EXTRACTED RECORDS:
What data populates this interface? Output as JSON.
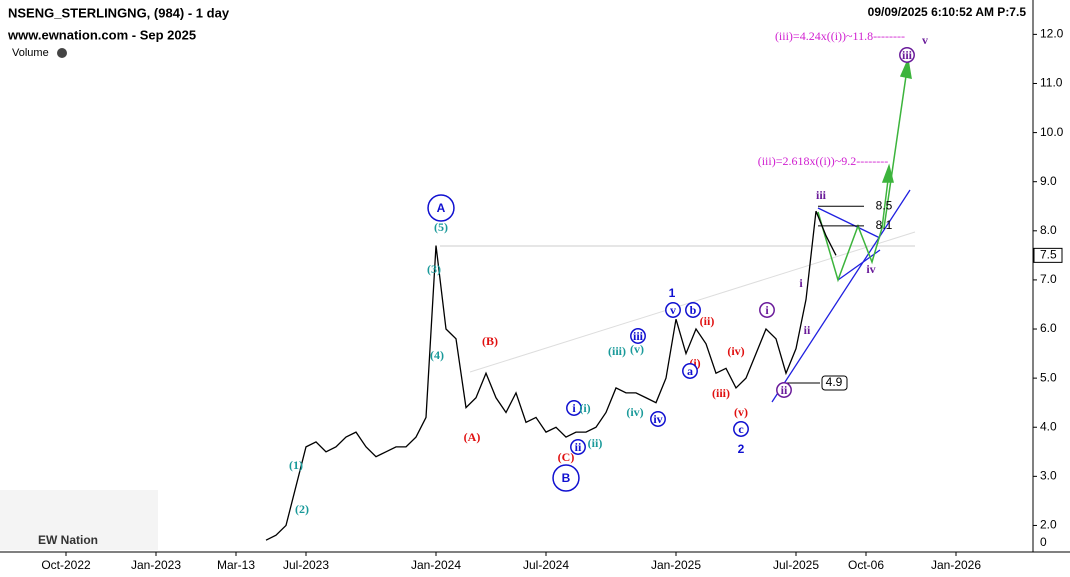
{
  "chart_data": {
    "type": "line",
    "title": "NSENG_STERLINGNG, (984) - 1 day",
    "subtitle": "www.ewnation.com  - Sep 2025",
    "volume_label": "Volume",
    "timestamp": "09/09/2025 6:10:52 AM  P:7.5",
    "logo": "EW Nation",
    "color": "#000000",
    "categories": [
      null,
      null,
      null,
      null,
      null,
      null,
      "Oct-2022",
      null,
      null,
      null,
      null,
      null,
      null,
      null,
      null,
      "Jan-2023",
      null,
      null,
      null,
      null,
      null,
      null,
      null,
      "Mar-13",
      null,
      null,
      null,
      null,
      null,
      null,
      "Jul-2023",
      null,
      null,
      null,
      null,
      null,
      null,
      null,
      null,
      null,
      null,
      null,
      null,
      "Jan-2024",
      null,
      null,
      null,
      null,
      null,
      null,
      null,
      null,
      null,
      null,
      "Jul-2024",
      null,
      null,
      null,
      null,
      null,
      null,
      null,
      null,
      null,
      null,
      null,
      null,
      "Jan-2025",
      null,
      null,
      null,
      null,
      null,
      null,
      null,
      null,
      null,
      null,
      null,
      "Jul-2025",
      null,
      null,
      null,
      null,
      null,
      null,
      "Oct-06",
      null,
      null,
      null,
      null,
      null,
      null,
      null,
      null,
      "Jan-2026",
      null,
      null,
      null,
      null,
      null,
      null,
      null
    ],
    "values": [
      null,
      null,
      null,
      null,
      null,
      null,
      null,
      null,
      null,
      null,
      null,
      null,
      null,
      null,
      null,
      null,
      null,
      null,
      null,
      null,
      null,
      null,
      null,
      null,
      null,
      null,
      1.7,
      1.8,
      2.0,
      2.8,
      3.6,
      3.7,
      3.5,
      3.6,
      3.8,
      3.9,
      3.6,
      3.4,
      3.5,
      3.6,
      3.6,
      3.8,
      4.2,
      7.7,
      6.0,
      5.8,
      4.4,
      4.6,
      5.1,
      4.6,
      4.3,
      4.7,
      4.1,
      4.2,
      3.9,
      4.0,
      3.8,
      3.9,
      3.9,
      4.0,
      4.3,
      4.8,
      4.7,
      4.7,
      4.6,
      4.5,
      5.0,
      6.2,
      5.5,
      6.0,
      5.7,
      5.1,
      5.2,
      4.8,
      5.0,
      5.5,
      6.0,
      5.8,
      5.1,
      5.6,
      6.6,
      8.4,
      7.9,
      7.5,
      null,
      null,
      null,
      null,
      null,
      null,
      null,
      null,
      null,
      null,
      null,
      null,
      null,
      null,
      null,
      null,
      null,
      null,
      null
    ],
    "ylim": [
      1.5,
      12.7
    ],
    "yticks": [
      {
        "value": 2,
        "label": "2.0"
      },
      {
        "value": 3,
        "label": "3.0"
      },
      {
        "value": 4,
        "label": "4.0"
      },
      {
        "value": 5,
        "label": "5.0"
      },
      {
        "value": 6,
        "label": "6.0"
      },
      {
        "value": 7,
        "label": "7.0"
      },
      {
        "value": 8,
        "label": "8.0"
      },
      {
        "value": 9,
        "label": "9.0"
      },
      {
        "value": 10,
        "label": "10.0"
      },
      {
        "value": 11,
        "label": "11.0"
      },
      {
        "value": 12,
        "label": "12.0"
      }
    ],
    "volume_ticks": [
      0
    ],
    "levels": [
      4.9,
      8.5,
      8.1
    ],
    "annotations": [
      "A",
      "(5)",
      "(3)",
      "(4)",
      "(1)",
      "(2)",
      "(B)",
      "(A)",
      "(C)",
      "B",
      "i",
      "ii",
      "(i)",
      "(ii)",
      "(iii)",
      "iii",
      "(v)",
      "(iv)",
      "iv",
      "1",
      "v",
      "b",
      "(ii)",
      "(i)",
      "a",
      "(iv)",
      "(iii)",
      "(v)",
      "c",
      "2",
      "i",
      "i",
      "ii",
      "ii",
      "iii",
      "iv",
      "v",
      "iii",
      "(iii)=4.24x((i))~11.8--------",
      "(iii)=2.618x((i))~9.2--------"
    ]
  }
}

WORK TO BE COMPLETED:
All entries are to be retyped exactly. Omit any embedded images.

TASK RESULT:
What data populates this interface? Output as JSON.
{
  "chart_data": {
    "type": "line",
    "title": "NSENG_STERLINGNG, (984) - 1 day",
    "subtitle": "www.ewnation.com  - Sep 2025",
    "volume_label": "Volume",
    "timestamp": "09/09/2025 6:10:52 AM  P:7.5",
    "logo": "EW Nation",
    "color": "#000000",
    "categories": [
      null,
      null,
      null,
      null,
      null,
      null,
      "Oct-2022",
      null,
      null,
      null,
      null,
      null,
      null,
      null,
      null,
      "Jan-2023",
      null,
      null,
      null,
      null,
      null,
      null,
      null,
      "Mar-13",
      null,
      null,
      null,
      null,
      null,
      null,
      "Jul-2023",
      null,
      null,
      null,
      null,
      null,
      null,
      null,
      null,
      null,
      null,
      null,
      null,
      "Jan-2024",
      null,
      null,
      null,
      null,
      null,
      null,
      null,
      null,
      null,
      null,
      "Jul-2024",
      null,
      null,
      null,
      null,
      null,
      null,
      null,
      null,
      null,
      null,
      null,
      null,
      "Jan-2025",
      null,
      null,
      null,
      null,
      null,
      null,
      null,
      null,
      null,
      null,
      null,
      "Jul-2025",
      null,
      null,
      null,
      null,
      null,
      null,
      "Oct-06",
      null,
      null,
      null,
      null,
      null,
      null,
      null,
      null,
      "Jan-2026",
      null,
      null,
      null,
      null,
      null,
      null,
      null
    ],
    "values": [
      null,
      null,
      null,
      null,
      null,
      null,
      null,
      null,
      null,
      null,
      null,
      null,
      null,
      null,
      null,
      null,
      null,
      null,
      null,
      null,
      null,
      null,
      null,
      null,
      null,
      null,
      1.7,
      1.8,
      2.0,
      2.8,
      3.6,
      3.7,
      3.5,
      3.6,
      3.8,
      3.9,
      3.6,
      3.4,
      3.5,
      3.6,
      3.6,
      3.8,
      4.2,
      7.7,
      6.0,
      5.8,
      4.4,
      4.6,
      5.1,
      4.6,
      4.3,
      4.7,
      4.1,
      4.2,
      3.9,
      4.0,
      3.8,
      3.9,
      3.9,
      4.0,
      4.3,
      4.8,
      4.7,
      4.7,
      4.6,
      4.5,
      5.0,
      6.2,
      5.5,
      6.0,
      5.7,
      5.1,
      5.2,
      4.8,
      5.0,
      5.5,
      6.0,
      5.8,
      5.1,
      5.6,
      6.6,
      8.4,
      7.9,
      7.5,
      null,
      null,
      null,
      null,
      null,
      null,
      null,
      null,
      null,
      null,
      null,
      null,
      null,
      null,
      null,
      null,
      null,
      null,
      null
    ],
    "ylim": [
      1.5,
      12.7
    ],
    "yticks": [
      {
        "value": 2,
        "label": "2.0"
      },
      {
        "value": 3,
        "label": "3.0"
      },
      {
        "value": 4,
        "label": "4.0"
      },
      {
        "value": 5,
        "label": "5.0"
      },
      {
        "value": 6,
        "label": "6.0"
      },
      {
        "value": 7,
        "label": "7.0"
      },
      {
        "value": 8,
        "label": "8.0"
      },
      {
        "value": 9,
        "label": "9.0"
      },
      {
        "value": 10,
        "label": "10.0"
      },
      {
        "value": 11,
        "label": "11.0"
      },
      {
        "value": 12,
        "label": "12.0"
      }
    ],
    "volume_ticks": [
      0
    ],
    "levels": [
      4.9,
      8.5,
      8.1
    ],
    "annotations": [
      "A",
      "(5)",
      "(3)",
      "(4)",
      "(1)",
      "(2)",
      "(B)",
      "(A)",
      "(C)",
      "B",
      "i",
      "ii",
      "(i)",
      "(ii)",
      "(iii)",
      "iii",
      "(v)",
      "(iv)",
      "iv",
      "1",
      "v",
      "b",
      "(ii)",
      "(i)",
      "a",
      "(iv)",
      "(iii)",
      "(v)",
      "c",
      "2",
      "i",
      "i",
      "ii",
      "ii",
      "iii",
      "iv",
      "v",
      "iii",
      "(iii)=4.24x((i))~11.8--------",
      "(iii)=2.618x((i))~9.2--------"
    ]
  }
}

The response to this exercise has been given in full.